* Set problem *
Extract the listing below in full, unchanged.

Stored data
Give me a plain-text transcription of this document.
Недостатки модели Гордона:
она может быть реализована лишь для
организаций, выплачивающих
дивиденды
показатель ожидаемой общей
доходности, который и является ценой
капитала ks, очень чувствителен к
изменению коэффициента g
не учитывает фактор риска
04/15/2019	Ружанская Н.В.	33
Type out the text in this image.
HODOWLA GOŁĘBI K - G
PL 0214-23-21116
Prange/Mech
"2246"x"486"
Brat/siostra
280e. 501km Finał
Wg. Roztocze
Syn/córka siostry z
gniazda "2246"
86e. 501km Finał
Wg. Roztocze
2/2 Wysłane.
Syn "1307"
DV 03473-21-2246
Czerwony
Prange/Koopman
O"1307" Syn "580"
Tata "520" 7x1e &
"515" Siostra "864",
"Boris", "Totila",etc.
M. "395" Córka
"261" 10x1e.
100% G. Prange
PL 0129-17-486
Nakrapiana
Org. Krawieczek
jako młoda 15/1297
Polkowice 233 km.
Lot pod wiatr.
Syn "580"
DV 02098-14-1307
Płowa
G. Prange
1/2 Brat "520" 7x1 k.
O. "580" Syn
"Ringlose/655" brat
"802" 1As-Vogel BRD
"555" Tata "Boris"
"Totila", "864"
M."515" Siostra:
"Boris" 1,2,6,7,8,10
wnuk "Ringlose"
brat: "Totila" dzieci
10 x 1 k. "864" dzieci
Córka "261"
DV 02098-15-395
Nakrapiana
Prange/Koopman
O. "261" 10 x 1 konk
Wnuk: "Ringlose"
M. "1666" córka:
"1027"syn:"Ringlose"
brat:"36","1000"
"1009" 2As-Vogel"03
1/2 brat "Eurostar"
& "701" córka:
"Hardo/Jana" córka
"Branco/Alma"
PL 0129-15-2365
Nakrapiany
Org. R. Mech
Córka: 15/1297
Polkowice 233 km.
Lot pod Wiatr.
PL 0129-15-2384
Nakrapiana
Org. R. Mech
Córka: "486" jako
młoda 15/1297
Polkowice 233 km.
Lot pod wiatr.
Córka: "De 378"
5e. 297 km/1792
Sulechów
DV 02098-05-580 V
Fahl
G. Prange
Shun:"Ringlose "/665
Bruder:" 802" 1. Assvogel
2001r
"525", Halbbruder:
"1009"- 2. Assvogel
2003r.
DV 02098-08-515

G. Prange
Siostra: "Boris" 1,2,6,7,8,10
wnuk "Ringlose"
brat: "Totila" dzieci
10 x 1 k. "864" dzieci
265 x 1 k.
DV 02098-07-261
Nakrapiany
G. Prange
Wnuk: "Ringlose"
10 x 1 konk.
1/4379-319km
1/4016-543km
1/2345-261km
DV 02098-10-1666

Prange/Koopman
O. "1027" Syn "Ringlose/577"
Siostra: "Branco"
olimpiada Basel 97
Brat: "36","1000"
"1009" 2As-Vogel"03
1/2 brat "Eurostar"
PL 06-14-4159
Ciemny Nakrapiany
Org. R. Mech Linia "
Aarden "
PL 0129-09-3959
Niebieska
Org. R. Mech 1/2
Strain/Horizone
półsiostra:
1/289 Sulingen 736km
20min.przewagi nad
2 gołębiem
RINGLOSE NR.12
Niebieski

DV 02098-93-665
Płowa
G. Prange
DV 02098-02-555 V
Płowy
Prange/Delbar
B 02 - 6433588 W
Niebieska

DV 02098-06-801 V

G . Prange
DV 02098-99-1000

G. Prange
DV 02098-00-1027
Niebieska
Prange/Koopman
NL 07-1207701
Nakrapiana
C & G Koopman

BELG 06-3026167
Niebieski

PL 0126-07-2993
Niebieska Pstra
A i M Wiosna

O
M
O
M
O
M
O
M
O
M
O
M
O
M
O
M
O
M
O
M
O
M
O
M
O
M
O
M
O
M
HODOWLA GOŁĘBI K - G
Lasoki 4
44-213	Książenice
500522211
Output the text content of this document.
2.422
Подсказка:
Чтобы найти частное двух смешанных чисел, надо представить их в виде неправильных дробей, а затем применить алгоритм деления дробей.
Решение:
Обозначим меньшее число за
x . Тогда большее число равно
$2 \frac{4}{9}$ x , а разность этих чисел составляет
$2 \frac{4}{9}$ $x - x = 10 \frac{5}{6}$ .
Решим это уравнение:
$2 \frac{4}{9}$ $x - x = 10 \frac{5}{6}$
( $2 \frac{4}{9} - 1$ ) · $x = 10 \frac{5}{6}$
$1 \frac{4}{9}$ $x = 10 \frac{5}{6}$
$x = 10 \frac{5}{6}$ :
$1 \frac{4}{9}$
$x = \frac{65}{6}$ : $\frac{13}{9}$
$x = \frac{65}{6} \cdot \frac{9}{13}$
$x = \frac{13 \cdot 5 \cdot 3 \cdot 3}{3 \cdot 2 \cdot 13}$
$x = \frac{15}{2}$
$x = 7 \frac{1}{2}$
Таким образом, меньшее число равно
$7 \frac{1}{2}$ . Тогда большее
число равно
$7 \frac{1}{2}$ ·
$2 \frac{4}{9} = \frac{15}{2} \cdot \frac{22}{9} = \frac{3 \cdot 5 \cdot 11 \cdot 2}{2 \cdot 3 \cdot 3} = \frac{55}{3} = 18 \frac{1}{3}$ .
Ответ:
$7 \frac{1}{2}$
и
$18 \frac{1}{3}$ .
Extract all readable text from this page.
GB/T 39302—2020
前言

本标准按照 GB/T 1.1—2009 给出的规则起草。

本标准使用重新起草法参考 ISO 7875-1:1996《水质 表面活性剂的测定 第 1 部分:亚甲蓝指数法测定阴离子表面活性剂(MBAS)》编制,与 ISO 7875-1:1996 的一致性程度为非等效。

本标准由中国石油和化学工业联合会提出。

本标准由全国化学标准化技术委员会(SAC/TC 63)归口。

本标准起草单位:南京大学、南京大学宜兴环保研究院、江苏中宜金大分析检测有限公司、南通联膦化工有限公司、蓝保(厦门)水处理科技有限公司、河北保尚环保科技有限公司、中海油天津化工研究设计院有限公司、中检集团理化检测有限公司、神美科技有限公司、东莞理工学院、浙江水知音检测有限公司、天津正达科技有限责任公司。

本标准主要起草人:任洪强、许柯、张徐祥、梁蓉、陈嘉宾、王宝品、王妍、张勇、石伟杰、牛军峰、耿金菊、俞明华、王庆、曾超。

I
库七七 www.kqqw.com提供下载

* Expected output *
Give me a plain-text transcription of this document.
Недостатки модели Гордона:
она может быть реализована лишь для
организаций, выплачивающих
дивиденды
показатель ожидаемой общей
доходности, который и является ценой
капитала ks, очень чувствителен к
изменению коэффициента g
не учитывает фактор риска
04/15/2019	Ружанская Н.В.	33
Type out the text in this image.
HODOWLA GOŁĘBI K - G
PL 0214-23-21116
Prange/Mech
"2246"x"486"
Brat/siostra
280e. 501km Finał
Wg. Roztocze
Syn/córka siostry z
gniazda "2246"
86e. 501km Finał
Wg. Roztocze
2/2 Wysłane.
Syn "1307"
DV 03473-21-2246
Czerwony
Prange/Koopman
O"1307" Syn "580"
Tata "520" 7x1e &
"515" Siostra "864",
"Boris", "Totila",etc.
M. "395" Córka
"261" 10x1e.
100% G. Prange
PL 0129-17-486
Nakrapiana
Org. Krawieczek
jako młoda 15/1297
Polkowice 233 km.
Lot pod wiatr.
Syn "580"
DV 02098-14-1307
Płowa
G. Prange
1/2 Brat "520" 7x1 k.
O. "580" Syn
"Ringlose/655" brat
"802" 1As-Vogel BRD
"555" Tata "Boris"
"Totila", "864"
M."515" Siostra:
"Boris" 1,2,6,7,8,10
wnuk "Ringlose"
brat: "Totila" dzieci
10 x 1 k. "864" dzieci
Córka "261"
DV 02098-15-395
Nakrapiana
Prange/Koopman
O. "261" 10 x 1 konk
Wnuk: "Ringlose"
M. "1666" córka:
"1027"syn:"Ringlose"
brat:"36","1000"
"1009" 2As-Vogel"03
1/2 brat "Eurostar"
& "701" córka:
"Hardo/Jana" córka
"Branco/Alma"
PL 0129-15-2365
Nakrapiany
Org. R. Mech
Córka: 15/1297
Polkowice 233 km.
Lot pod Wiatr.
PL 0129-15-2384
Nakrapiana
Org. R. Mech
Córka: "486" jako
młoda 15/1297
Polkowice 233 km.
Lot pod wiatr.
Córka: "De 378"
5e. 297 km/1792
Sulechów
DV 02098-05-580 V
Fahl
G. Prange
Shun:"Ringlose "/665
Bruder:" 802" 1. Assvogel
2001r
"525", Halbbruder:
"1009"- 2. Assvogel
2003r.
DV 02098-08-515

G. Prange
Siostra: "Boris" 1,2,6,7,8,10
wnuk "Ringlose"
brat: "Totila" dzieci
10 x 1 k. "864" dzieci
265 x 1 k.
DV 02098-07-261
Nakrapiany
G. Prange
Wnuk: "Ringlose"
10 x 1 konk.
1/4379-319km
1/4016-543km
1/2345-261km
DV 02098-10-1666

Prange/Koopman
O. "1027" Syn "Ringlose/577"
Siostra: "Branco"
olimpiada Basel 97
Brat: "36","1000"
"1009" 2As-Vogel"03
1/2 brat "Eurostar"
PL 06-14-4159
Ciemny Nakrapiany
Org. R. Mech Linia "
Aarden "
PL 0129-09-3959
Niebieska
Org. R. Mech 1/2
Strain/Horizone
półsiostra:
1/289 Sulingen 736km
20min.przewagi nad
2 gołębiem
RINGLOSE NR.12
Niebieski

DV 02098-93-665
Płowa
G. Prange
DV 02098-02-555 V
Płowy
Prange/Delbar
B 02 - 6433588 W
Niebieska

DV 02098-06-801 V

G . Prange
DV 02098-99-1000

G. Prange
DV 02098-00-1027
Niebieska
Prange/Koopman
NL 07-1207701
Nakrapiana
C & G Koopman

BELG 06-3026167
Niebieski

PL 0126-07-2993
Niebieska Pstra
A i M Wiosna

O
M
O
M
O
M
O
M
O
M
O
M
O
M
O
M
O
M
O
M
O
M
O
M
O
M
O
M
O
M
HODOWLA GOŁĘBI K - G
Lasoki 4
44-213	Książenice
500522211
Output the text content of this document.
2.422
Подсказка:
Чтобы найти частное двух смешанных чисел, надо представить их в виде неправильных дробей, а затем применить алгоритм деления дробей.
Решение:
Обозначим меньшее число за
x . Тогда большее число равно
$2 \frac{4}{9}$ x , а разность этих чисел составляет
$2 \frac{4}{9}$ $x - x = 10 \frac{5}{6}$ .
Решим это уравнение:
$2 \frac{4}{9}$ $x - x = 10 \frac{5}{6}$
( $2 \frac{4}{9} - 1$ ) · $x = 10 \frac{5}{6}$
$1 \frac{4}{9}$ $x = 10 \frac{5}{6}$
$x = 10 \frac{5}{6}$ :
$1 \frac{4}{9}$
$x = \frac{65}{6}$ : $\frac{13}{9}$
$x = \frac{65}{6} \cdot \frac{9}{13}$
$x = \frac{13 \cdot 5 \cdot 3 \cdot 3}{3 \cdot 2 \cdot 13}$
$x = \frac{15}{2}$
$x = 7 \frac{1}{2}$
Таким образом, меньшее число равно
$7 \frac{1}{2}$ . Тогда большее
число равно
$7 \frac{1}{2}$ ·
$2 \frac{4}{9} = \frac{15}{2} \cdot \frac{22}{9} = \frac{3 \cdot 5 \cdot 11 \cdot 2}{2 \cdot 3 \cdot 3} = \frac{55}{3} = 18 \frac{1}{3}$ .
Ответ:
$7 \frac{1}{2}$
и
$18 \frac{1}{3}$ .
Extract all readable text from this page.
GB/T 39302—2020
前言

本标准按照 GB/T 1.1—2009 给出的规则起草。

本标准使用重新起草法参考 ISO 7875-1:1996《水质 表面活性剂的测定 第 1 部分:亚甲蓝指数法测定阴离子表面活性剂(MBAS)》编制,与 ISO 7875-1:1996 的一致性程度为非等效。

本标准由中国石油和化学工业联合会提出。

本标准由全国化学标准化技术委员会(SAC/TC 63)归口。

本标准起草单位:南京大学、南京大学宜兴环保研究院、江苏中宜金大分析检测有限公司、南通联膦化工有限公司、蓝保(厦门)水处理科技有限公司、河北保尚环保科技有限公司、中海油天津化工研究设计院有限公司、中检集团理化检测有限公司、神美科技有限公司、东莞理工学院、浙江水知音检测有限公司、天津正达科技有限责任公司。

本标准主要起草人:任洪强、许柯、张徐祥、梁蓉、陈嘉宾、王宝品、王妍、张勇、石伟杰、牛军峰、耿金菊、俞明华、王庆、曾超。

I
库七七 www.kqqw.com提供下载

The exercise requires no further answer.